--- READING PASSAGE Enclosed Below ---
Short notes from engineering

Micro-posts on programming and patterns as we build Tramline in public. Follow this feed if you find these bits interesting.


2023 / Jan 06 — 14:25
kitallis

I decided to add stricter linting to the codebase. Since I like what standard offers, I simply extended it with rails specific lints, in the following way:

require:
  - standard
  - rubocop-rails
  - rubocop-rspec
  - rubocop-performance

inherit_gem:
  standard: config/ruby-3.0.yml

AllCops:
  TargetRubyVersion: 3.1
  NewCops: enable
  Exclude:
    - bin/**/*
    - public/**/*
    - vendor/**/*
    - db/schema.rb

Rails:
  Enabled: true

RSpec:
  Enabled: true

RSpec/ExampleLength:
  Enabled: false

RSpec/MultipleExpectations:
  Max: 4

Performance:
  Enabled: true

This ensures standard is used for ruby things, and rails, rspec and some other performance related checks in addition to it via rubocop.
--- End of Enclosed READING PASSAGE ---
--- THE DATA Enclosed Below ---
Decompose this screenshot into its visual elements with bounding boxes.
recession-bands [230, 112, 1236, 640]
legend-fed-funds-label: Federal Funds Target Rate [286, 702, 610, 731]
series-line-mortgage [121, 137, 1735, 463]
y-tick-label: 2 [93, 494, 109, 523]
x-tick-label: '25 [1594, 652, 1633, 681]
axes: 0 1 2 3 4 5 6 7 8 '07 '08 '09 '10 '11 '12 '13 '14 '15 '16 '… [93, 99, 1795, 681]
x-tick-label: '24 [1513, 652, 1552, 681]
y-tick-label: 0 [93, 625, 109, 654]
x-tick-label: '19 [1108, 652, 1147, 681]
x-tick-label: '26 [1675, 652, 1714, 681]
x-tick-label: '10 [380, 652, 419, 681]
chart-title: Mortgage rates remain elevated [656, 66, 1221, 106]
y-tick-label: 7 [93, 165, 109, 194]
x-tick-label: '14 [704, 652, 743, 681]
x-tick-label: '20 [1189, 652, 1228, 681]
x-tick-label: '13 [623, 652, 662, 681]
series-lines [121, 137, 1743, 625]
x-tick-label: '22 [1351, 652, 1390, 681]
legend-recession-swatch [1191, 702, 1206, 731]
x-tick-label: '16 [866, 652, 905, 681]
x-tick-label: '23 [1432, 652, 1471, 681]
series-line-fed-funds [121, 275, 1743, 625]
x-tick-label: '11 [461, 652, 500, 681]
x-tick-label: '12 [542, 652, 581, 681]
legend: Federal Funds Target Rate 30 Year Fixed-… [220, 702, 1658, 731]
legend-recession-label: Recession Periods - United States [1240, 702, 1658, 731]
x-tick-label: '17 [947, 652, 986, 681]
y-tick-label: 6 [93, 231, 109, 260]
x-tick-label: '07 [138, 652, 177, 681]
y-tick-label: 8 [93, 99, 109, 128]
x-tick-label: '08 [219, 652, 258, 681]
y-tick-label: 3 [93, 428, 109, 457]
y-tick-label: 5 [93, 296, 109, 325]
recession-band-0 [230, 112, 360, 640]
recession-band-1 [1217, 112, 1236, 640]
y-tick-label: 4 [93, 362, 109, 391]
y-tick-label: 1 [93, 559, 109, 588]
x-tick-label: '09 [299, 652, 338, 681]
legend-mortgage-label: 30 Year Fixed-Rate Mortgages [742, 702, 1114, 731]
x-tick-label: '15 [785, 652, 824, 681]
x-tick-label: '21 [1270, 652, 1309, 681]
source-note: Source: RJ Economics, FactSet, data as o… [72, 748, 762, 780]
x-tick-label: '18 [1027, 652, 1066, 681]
--- End of Enclosed THE DATA ---
WHAT YOU WILL DO:
1 > Name every item listed under "require:" in the configuration shown in the engineering notes.
2 > In the engineering notes, what maximum is set for RSpec/MultipleExpectations?
3 > Carry the engineering notes forward from the point where they stop.
The dataset entries have no connection to the engineering notes.

PER-TASK OUTPUTS:
1 > standard, rubocop-rails, rubocop-rspec, rubocop-performance

2 > The maximum is 4.

3 >
I came across this suggestion while fixing the 100 odd offenses it threw up,

RSpec/NamedSubject:
  Name your test subject if you need to reference it explicitly.

The fix,

subject(:run) { create(:releases_train_run) }

But what even is this? Isn't this just a let really? You can't really use the is_expected.to shortcut either since it's now named. I cannot possibly make the claim that this reads better.

I think it's just one of those annoying rspec maximalisms.